Dataset entries:

____

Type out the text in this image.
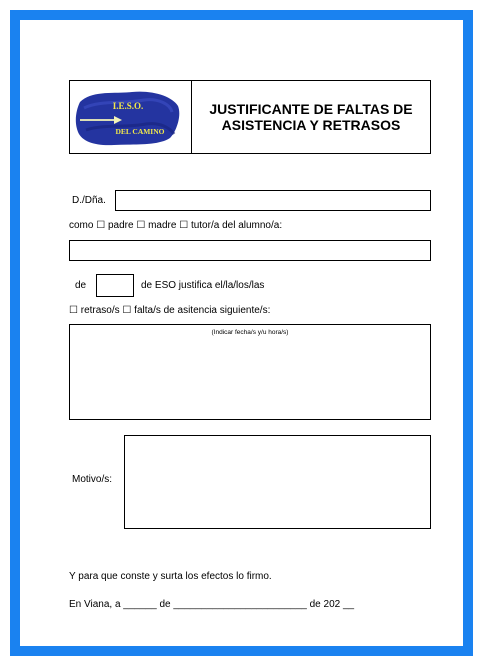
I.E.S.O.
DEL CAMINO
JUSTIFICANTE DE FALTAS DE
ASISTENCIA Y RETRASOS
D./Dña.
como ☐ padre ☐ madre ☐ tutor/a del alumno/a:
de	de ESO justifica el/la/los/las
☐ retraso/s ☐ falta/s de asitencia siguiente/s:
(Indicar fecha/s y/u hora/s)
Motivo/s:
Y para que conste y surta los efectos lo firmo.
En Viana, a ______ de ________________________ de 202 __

____

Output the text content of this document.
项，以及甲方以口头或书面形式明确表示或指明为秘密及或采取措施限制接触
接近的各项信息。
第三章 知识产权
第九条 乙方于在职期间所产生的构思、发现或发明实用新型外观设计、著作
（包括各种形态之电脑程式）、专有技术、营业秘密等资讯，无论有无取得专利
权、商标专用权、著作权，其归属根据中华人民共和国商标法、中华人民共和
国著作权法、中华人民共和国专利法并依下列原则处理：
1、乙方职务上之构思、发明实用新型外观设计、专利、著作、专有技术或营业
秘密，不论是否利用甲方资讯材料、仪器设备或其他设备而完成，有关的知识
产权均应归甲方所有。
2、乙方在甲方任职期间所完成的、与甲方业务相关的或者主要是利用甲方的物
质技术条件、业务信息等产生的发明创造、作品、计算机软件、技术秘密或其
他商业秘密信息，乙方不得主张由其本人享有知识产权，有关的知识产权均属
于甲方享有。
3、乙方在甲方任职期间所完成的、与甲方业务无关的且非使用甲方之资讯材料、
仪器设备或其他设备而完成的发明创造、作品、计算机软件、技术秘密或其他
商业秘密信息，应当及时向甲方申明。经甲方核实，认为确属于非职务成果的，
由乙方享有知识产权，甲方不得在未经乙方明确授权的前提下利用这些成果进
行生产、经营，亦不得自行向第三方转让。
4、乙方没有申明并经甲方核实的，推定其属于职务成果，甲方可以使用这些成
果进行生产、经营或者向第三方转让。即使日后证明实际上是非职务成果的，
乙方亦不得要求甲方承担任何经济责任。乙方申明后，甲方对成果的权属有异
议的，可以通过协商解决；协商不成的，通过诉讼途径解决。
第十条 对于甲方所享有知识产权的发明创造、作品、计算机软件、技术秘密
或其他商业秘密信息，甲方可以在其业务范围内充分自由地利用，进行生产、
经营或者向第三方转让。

____

> EXERCISE INSTRUCTIONS:
Scan the material and collect every line that contains "text".

> RIGHT ANSWER:
Type out the text in this image.
Output the text content of this document.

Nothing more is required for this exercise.